= Short problem =
Collect every line of the records below that contains the word "avatar".

——————

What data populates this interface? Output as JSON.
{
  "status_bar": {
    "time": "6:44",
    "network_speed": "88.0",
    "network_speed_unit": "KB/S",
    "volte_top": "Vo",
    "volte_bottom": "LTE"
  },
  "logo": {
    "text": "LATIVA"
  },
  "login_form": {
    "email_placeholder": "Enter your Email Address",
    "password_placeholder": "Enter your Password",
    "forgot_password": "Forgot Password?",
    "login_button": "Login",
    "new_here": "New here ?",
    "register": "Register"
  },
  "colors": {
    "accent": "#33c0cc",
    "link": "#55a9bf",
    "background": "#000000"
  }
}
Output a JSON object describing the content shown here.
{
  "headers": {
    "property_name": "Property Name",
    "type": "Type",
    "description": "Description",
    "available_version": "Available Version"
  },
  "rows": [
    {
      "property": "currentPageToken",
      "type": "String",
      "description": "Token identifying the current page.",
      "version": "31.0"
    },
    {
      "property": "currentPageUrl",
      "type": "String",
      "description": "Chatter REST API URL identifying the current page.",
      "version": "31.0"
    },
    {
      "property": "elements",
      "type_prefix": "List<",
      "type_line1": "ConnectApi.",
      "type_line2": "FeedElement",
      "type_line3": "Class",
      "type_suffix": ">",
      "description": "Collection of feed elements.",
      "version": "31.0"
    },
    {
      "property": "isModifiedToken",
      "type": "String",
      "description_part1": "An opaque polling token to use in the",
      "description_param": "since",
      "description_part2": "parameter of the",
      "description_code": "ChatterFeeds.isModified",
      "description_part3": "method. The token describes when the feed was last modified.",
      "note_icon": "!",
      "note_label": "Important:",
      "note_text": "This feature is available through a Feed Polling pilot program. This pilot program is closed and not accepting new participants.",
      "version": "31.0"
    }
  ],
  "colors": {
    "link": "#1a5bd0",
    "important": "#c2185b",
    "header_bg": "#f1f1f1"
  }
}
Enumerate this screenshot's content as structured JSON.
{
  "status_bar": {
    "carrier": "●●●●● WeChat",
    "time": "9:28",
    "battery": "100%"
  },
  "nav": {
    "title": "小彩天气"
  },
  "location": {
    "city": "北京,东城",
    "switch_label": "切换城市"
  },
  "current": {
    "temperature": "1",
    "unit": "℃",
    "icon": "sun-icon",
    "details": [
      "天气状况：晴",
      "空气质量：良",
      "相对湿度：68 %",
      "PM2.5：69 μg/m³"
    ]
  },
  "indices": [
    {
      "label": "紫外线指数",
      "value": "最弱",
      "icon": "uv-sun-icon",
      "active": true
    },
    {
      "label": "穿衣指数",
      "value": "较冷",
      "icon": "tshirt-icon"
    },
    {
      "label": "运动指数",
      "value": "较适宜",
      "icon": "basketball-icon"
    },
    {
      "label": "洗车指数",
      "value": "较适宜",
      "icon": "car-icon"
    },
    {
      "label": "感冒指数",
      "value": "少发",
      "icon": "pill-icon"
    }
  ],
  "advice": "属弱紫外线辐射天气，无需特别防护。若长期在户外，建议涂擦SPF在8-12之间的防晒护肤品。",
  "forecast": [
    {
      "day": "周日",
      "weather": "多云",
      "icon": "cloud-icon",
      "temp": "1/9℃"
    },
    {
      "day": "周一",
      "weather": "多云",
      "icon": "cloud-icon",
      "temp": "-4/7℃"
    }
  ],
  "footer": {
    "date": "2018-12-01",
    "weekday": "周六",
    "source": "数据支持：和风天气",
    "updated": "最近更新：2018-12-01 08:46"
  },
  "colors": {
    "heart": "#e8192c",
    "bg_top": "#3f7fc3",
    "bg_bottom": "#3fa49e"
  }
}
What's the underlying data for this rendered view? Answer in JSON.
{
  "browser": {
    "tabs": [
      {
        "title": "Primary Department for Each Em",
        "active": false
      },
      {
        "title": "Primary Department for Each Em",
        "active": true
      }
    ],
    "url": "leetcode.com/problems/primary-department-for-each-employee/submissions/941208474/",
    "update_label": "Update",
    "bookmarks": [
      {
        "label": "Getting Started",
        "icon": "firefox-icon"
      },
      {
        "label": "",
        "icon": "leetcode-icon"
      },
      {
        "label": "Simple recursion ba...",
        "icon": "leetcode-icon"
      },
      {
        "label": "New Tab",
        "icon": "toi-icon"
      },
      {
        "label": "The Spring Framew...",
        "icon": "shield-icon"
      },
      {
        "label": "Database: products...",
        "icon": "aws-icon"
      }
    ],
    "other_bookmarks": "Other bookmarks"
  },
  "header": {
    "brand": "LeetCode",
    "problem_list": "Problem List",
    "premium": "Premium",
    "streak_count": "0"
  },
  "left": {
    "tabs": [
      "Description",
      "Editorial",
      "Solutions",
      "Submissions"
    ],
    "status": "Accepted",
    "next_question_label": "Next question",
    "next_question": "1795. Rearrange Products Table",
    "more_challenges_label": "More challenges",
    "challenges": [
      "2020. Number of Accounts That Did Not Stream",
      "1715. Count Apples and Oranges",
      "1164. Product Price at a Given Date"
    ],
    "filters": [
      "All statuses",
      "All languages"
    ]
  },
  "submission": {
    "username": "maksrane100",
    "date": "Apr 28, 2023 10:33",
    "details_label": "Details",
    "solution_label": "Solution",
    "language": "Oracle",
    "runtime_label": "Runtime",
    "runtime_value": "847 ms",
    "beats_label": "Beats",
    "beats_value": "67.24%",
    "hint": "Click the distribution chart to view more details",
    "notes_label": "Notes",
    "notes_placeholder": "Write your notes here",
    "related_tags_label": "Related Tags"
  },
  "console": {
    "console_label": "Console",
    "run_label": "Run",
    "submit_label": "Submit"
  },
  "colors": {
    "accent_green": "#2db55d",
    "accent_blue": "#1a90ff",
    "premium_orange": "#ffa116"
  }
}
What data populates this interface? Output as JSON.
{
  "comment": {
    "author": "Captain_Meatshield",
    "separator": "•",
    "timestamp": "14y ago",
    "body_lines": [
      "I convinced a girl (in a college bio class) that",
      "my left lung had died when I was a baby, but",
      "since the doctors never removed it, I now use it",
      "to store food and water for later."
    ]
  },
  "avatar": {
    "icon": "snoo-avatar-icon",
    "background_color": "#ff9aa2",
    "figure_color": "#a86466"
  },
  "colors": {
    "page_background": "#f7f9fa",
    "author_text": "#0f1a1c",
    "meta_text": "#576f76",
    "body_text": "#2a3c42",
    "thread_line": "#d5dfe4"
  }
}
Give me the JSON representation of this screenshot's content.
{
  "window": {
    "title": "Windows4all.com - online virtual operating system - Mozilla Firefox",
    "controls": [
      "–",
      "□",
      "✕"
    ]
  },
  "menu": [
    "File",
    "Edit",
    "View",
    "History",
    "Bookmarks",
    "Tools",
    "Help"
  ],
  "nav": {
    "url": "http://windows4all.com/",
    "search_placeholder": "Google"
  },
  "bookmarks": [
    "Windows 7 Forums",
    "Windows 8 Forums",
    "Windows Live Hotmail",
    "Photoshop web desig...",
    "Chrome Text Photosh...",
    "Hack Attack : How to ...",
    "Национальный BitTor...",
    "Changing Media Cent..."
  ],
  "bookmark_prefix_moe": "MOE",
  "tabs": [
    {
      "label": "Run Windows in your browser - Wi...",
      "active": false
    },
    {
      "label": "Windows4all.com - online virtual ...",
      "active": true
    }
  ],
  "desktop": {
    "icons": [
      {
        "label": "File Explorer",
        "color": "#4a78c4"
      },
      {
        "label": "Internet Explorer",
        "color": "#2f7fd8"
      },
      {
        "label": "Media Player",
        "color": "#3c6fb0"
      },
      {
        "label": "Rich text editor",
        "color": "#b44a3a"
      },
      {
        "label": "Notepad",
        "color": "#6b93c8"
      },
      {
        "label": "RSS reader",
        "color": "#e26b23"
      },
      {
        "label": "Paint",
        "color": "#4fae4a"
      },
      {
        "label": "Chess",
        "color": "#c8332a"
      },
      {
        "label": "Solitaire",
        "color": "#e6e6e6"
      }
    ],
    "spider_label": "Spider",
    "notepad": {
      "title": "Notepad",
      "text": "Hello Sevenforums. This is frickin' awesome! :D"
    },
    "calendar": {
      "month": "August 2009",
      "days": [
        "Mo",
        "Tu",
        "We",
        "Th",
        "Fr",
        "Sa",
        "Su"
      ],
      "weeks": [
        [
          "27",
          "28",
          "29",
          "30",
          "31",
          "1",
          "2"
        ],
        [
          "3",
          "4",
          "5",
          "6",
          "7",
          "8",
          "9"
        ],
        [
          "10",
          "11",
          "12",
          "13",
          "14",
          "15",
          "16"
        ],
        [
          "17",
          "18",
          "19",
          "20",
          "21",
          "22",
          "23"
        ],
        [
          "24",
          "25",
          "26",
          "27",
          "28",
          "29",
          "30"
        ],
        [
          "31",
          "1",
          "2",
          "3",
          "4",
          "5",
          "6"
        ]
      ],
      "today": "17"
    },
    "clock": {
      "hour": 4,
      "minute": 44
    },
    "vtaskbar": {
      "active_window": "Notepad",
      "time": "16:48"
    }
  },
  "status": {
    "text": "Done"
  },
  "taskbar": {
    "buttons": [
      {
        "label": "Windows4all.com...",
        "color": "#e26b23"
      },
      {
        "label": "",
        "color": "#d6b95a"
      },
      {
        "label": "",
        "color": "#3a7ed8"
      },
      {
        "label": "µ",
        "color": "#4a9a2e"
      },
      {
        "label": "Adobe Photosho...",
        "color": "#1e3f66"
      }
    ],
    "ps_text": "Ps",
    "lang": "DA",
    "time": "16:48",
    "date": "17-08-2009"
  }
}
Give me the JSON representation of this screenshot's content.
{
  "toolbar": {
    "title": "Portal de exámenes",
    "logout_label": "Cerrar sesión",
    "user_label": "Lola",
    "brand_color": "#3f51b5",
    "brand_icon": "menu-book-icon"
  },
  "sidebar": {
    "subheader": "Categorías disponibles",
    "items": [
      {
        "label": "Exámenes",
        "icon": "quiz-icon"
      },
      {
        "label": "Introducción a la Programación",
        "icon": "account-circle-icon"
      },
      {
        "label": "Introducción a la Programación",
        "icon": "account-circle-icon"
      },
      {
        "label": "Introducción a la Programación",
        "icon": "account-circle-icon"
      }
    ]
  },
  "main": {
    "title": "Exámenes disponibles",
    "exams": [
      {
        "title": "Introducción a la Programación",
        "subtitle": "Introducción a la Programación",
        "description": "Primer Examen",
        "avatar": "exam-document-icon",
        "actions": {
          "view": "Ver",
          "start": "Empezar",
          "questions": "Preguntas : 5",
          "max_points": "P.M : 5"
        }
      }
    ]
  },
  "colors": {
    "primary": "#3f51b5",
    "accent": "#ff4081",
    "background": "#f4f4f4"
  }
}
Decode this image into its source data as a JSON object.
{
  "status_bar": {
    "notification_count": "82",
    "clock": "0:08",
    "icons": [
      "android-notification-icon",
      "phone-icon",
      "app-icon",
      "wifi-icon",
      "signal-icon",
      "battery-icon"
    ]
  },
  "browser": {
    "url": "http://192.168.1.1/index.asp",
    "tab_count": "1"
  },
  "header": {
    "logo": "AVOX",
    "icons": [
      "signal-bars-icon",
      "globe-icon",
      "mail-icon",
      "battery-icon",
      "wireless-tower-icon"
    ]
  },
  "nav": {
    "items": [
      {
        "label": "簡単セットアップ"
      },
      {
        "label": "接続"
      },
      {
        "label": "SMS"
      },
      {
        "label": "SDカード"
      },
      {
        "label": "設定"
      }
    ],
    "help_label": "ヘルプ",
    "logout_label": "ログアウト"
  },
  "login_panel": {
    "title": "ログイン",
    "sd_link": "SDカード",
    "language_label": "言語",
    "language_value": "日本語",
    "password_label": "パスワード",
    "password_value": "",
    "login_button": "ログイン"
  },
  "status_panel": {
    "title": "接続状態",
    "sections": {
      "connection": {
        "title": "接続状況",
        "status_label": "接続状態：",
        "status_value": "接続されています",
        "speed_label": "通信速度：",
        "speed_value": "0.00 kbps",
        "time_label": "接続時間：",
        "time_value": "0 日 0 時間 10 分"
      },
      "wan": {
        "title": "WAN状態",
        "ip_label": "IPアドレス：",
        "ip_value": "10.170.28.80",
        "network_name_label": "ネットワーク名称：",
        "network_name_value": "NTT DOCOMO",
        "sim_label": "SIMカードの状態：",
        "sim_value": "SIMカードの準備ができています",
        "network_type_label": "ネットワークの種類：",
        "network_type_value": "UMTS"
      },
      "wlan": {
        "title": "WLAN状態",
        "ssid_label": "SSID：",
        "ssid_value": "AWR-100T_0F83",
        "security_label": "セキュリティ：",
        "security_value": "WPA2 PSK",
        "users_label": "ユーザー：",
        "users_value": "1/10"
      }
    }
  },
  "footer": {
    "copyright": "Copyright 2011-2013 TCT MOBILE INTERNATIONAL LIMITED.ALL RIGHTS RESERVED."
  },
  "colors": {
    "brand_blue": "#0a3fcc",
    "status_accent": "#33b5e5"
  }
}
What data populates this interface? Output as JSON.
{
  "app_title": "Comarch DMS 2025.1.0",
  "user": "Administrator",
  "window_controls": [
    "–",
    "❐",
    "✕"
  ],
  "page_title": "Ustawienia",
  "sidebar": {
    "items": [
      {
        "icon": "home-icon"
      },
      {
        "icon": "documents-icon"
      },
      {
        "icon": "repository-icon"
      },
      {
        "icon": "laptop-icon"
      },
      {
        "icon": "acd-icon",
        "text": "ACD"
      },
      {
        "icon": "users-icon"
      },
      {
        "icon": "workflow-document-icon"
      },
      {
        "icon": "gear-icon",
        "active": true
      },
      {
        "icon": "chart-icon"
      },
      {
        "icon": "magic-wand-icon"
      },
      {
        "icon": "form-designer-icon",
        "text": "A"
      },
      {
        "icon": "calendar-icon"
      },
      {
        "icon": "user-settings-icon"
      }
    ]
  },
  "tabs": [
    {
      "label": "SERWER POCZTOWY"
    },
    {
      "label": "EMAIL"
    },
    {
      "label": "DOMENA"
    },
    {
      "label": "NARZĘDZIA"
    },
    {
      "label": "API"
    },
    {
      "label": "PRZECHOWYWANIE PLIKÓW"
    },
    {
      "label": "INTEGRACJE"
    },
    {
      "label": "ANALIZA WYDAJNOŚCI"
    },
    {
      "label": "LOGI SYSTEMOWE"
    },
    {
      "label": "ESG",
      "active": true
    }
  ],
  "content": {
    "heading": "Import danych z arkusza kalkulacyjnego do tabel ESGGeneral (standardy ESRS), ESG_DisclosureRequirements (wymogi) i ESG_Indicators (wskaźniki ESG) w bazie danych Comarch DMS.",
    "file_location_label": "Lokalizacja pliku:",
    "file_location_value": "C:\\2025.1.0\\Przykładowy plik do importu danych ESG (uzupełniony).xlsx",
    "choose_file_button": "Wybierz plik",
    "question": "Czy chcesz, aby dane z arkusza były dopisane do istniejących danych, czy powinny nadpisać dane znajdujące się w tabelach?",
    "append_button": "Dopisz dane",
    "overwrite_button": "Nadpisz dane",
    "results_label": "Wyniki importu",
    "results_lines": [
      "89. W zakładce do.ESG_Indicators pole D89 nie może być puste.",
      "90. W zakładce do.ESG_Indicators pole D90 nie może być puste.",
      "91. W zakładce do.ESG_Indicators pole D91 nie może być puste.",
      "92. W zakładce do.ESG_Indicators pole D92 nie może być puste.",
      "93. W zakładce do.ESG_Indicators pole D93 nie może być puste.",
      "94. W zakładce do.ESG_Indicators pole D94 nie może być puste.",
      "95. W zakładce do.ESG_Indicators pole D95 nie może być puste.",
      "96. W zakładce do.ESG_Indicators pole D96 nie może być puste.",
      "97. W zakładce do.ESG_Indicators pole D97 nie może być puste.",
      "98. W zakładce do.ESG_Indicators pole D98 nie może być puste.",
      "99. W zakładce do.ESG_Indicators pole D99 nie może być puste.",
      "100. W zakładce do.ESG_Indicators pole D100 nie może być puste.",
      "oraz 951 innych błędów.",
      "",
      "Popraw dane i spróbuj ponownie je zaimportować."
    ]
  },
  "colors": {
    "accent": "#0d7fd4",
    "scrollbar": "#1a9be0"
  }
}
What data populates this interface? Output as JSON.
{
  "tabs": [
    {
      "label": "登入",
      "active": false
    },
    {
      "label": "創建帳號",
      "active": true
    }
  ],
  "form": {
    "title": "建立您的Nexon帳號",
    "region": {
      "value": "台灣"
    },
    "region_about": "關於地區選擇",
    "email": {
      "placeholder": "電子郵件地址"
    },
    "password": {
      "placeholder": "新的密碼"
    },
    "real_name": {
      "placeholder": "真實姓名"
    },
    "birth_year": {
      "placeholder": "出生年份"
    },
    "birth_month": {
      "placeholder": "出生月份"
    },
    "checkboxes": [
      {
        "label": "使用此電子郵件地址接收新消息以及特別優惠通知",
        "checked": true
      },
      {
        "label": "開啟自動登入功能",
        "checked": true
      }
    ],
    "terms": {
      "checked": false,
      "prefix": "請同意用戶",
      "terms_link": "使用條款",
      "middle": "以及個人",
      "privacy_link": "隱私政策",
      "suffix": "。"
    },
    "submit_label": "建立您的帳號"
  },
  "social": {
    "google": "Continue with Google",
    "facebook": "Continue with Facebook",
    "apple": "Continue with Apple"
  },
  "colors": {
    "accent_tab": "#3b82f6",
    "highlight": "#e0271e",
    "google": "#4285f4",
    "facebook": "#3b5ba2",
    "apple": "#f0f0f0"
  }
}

——————

= Task solution =
  "avatar": {
    "icon": "snoo-avatar-icon",
        "avatar": "exam-document-icon",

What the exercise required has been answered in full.